══ MATERIAL PROVIDED

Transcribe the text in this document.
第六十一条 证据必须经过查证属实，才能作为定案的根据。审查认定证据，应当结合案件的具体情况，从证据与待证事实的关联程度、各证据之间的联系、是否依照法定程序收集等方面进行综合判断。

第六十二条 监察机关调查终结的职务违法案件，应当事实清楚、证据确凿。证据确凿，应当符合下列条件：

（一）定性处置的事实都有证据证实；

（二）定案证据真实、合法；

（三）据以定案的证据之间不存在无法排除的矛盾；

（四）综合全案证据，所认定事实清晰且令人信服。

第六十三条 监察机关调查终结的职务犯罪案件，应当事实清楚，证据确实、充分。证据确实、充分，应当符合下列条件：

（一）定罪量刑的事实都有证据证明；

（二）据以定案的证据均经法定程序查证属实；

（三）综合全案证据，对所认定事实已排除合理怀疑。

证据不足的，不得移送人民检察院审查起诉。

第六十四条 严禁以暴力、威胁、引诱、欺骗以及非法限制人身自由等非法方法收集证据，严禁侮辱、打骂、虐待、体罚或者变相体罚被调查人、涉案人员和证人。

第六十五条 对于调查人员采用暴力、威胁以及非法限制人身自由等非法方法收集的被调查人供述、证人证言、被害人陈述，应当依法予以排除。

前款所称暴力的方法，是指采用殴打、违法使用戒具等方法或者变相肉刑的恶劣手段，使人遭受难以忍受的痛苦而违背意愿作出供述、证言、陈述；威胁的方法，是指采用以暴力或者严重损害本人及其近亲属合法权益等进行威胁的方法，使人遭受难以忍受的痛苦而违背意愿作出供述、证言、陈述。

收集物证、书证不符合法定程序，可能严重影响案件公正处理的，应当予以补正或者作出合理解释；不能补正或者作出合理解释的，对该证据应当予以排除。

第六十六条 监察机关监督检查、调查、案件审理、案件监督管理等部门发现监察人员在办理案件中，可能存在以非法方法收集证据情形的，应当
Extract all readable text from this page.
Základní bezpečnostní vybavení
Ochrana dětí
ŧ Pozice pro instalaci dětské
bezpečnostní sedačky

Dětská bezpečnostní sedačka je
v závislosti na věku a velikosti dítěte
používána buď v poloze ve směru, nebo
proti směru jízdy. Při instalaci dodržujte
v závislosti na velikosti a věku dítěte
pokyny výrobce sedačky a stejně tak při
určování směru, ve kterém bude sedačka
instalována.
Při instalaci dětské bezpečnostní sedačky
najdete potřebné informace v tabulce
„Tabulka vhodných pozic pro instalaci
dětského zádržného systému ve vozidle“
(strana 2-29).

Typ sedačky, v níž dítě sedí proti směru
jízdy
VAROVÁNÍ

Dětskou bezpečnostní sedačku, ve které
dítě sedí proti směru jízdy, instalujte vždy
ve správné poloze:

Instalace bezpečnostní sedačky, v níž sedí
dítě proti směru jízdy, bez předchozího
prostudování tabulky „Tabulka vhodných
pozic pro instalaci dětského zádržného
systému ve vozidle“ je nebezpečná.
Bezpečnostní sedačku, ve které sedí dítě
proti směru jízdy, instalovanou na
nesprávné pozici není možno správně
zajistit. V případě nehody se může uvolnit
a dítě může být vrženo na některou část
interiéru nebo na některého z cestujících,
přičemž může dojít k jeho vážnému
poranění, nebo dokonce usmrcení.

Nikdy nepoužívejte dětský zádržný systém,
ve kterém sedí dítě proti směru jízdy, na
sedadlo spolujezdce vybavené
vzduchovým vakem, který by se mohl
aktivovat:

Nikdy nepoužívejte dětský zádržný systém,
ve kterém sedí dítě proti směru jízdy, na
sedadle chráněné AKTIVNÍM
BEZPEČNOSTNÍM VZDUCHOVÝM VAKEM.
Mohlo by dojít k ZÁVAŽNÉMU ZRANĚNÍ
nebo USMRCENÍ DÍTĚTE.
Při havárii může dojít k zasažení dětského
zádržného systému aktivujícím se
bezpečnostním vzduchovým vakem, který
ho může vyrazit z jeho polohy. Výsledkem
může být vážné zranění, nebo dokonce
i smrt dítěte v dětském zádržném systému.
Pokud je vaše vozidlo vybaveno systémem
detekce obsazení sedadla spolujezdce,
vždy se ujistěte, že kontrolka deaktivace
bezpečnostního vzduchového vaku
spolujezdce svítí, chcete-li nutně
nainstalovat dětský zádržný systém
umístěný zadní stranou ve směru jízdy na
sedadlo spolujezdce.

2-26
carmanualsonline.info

════

◆ **PROBLEM DETAILS**
Write the material out exactly, with nothing left out.

◆ **SOLUTION BELOW**
Transcribe the text in this document.
第六十一条 证据必须经过查证属实，才能作为定案的根据。审查认定证据，应当结合案件的具体情况，从证据与待证事实的关联程度、各证据之间的联系、是否依照法定程序收集等方面进行综合判断。

第六十二条 监察机关调查终结的职务违法案件，应当事实清楚、证据确凿。证据确凿，应当符合下列条件：

（一）定性处置的事实都有证据证实；

（二）定案证据真实、合法；

（三）据以定案的证据之间不存在无法排除的矛盾；

（四）综合全案证据，所认定事实清晰且令人信服。

第六十三条 监察机关调查终结的职务犯罪案件，应当事实清楚，证据确实、充分。证据确实、充分，应当符合下列条件：

（一）定罪量刑的事实都有证据证明；

（二）据以定案的证据均经法定程序查证属实；

（三）综合全案证据，对所认定事实已排除合理怀疑。

证据不足的，不得移送人民检察院审查起诉。

第六十四条 严禁以暴力、威胁、引诱、欺骗以及非法限制人身自由等非法方法收集证据，严禁侮辱、打骂、虐待、体罚或者变相体罚被调查人、涉案人员和证人。

第六十五条 对于调查人员采用暴力、威胁以及非法限制人身自由等非法方法收集的被调查人供述、证人证言、被害人陈述，应当依法予以排除。

前款所称暴力的方法，是指采用殴打、违法使用戒具等方法或者变相肉刑的恶劣手段，使人遭受难以忍受的痛苦而违背意愿作出供述、证言、陈述；威胁的方法，是指采用以暴力或者严重损害本人及其近亲属合法权益等进行威胁的方法，使人遭受难以忍受的痛苦而违背意愿作出供述、证言、陈述。

收集物证、书证不符合法定程序，可能严重影响案件公正处理的，应当予以补正或者作出合理解释；不能补正或者作出合理解释的，对该证据应当予以排除。

第六十六条 监察机关监督检查、调查、案件审理、案件监督管理等部门发现监察人员在办理案件中，可能存在以非法方法收集证据情形的，应当
Extract all readable text from this page.
Základní bezpečnostní vybavení
Ochrana dětí
ŧ Pozice pro instalaci dětské
bezpečnostní sedačky

Dětská bezpečnostní sedačka je
v závislosti na věku a velikosti dítěte
používána buď v poloze ve směru, nebo
proti směru jízdy. Při instalaci dodržujte
v závislosti na velikosti a věku dítěte
pokyny výrobce sedačky a stejně tak při
určování směru, ve kterém bude sedačka
instalována.
Při instalaci dětské bezpečnostní sedačky
najdete potřebné informace v tabulce
„Tabulka vhodných pozic pro instalaci
dětského zádržného systému ve vozidle“
(strana 2-29).

Typ sedačky, v níž dítě sedí proti směru
jízdy
VAROVÁNÍ

Dětskou bezpečnostní sedačku, ve které
dítě sedí proti směru jízdy, instalujte vždy
ve správné poloze:

Instalace bezpečnostní sedačky, v níž sedí
dítě proti směru jízdy, bez předchozího
prostudování tabulky „Tabulka vhodných
pozic pro instalaci dětského zádržného
systému ve vozidle“ je nebezpečná.
Bezpečnostní sedačku, ve které sedí dítě
proti směru jízdy, instalovanou na
nesprávné pozici není možno správně
zajistit. V případě nehody se může uvolnit
a dítě může být vrženo na některou část
interiéru nebo na některého z cestujících,
přičemž může dojít k jeho vážnému
poranění, nebo dokonce usmrcení.

Nikdy nepoužívejte dětský zádržný systém,
ve kterém sedí dítě proti směru jízdy, na
sedadlo spolujezdce vybavené
vzduchovým vakem, který by se mohl
aktivovat:

Nikdy nepoužívejte dětský zádržný systém,
ve kterém sedí dítě proti směru jízdy, na
sedadle chráněné AKTIVNÍM
BEZPEČNOSTNÍM VZDUCHOVÝM VAKEM.
Mohlo by dojít k ZÁVAŽNÉMU ZRANĚNÍ
nebo USMRCENÍ DÍTĚTE.
Při havárii může dojít k zasažení dětského
zádržného systému aktivujícím se
bezpečnostním vzduchovým vakem, který
ho může vyrazit z jeho polohy. Výsledkem
může být vážné zranění, nebo dokonce
i smrt dítěte v dětském zádržném systému.
Pokud je vaše vozidlo vybaveno systémem
detekce obsazení sedadla spolujezdce,
vždy se ujistěte, že kontrolka deaktivace
bezpečnostního vzduchového vaku
spolujezdce svítí, chcete-li nutně
nainstalovat dětský zádržný systém
umístěný zadní stranou ve směru jízdy na
sedadlo spolujezdce.

2-26
carmanualsonline.info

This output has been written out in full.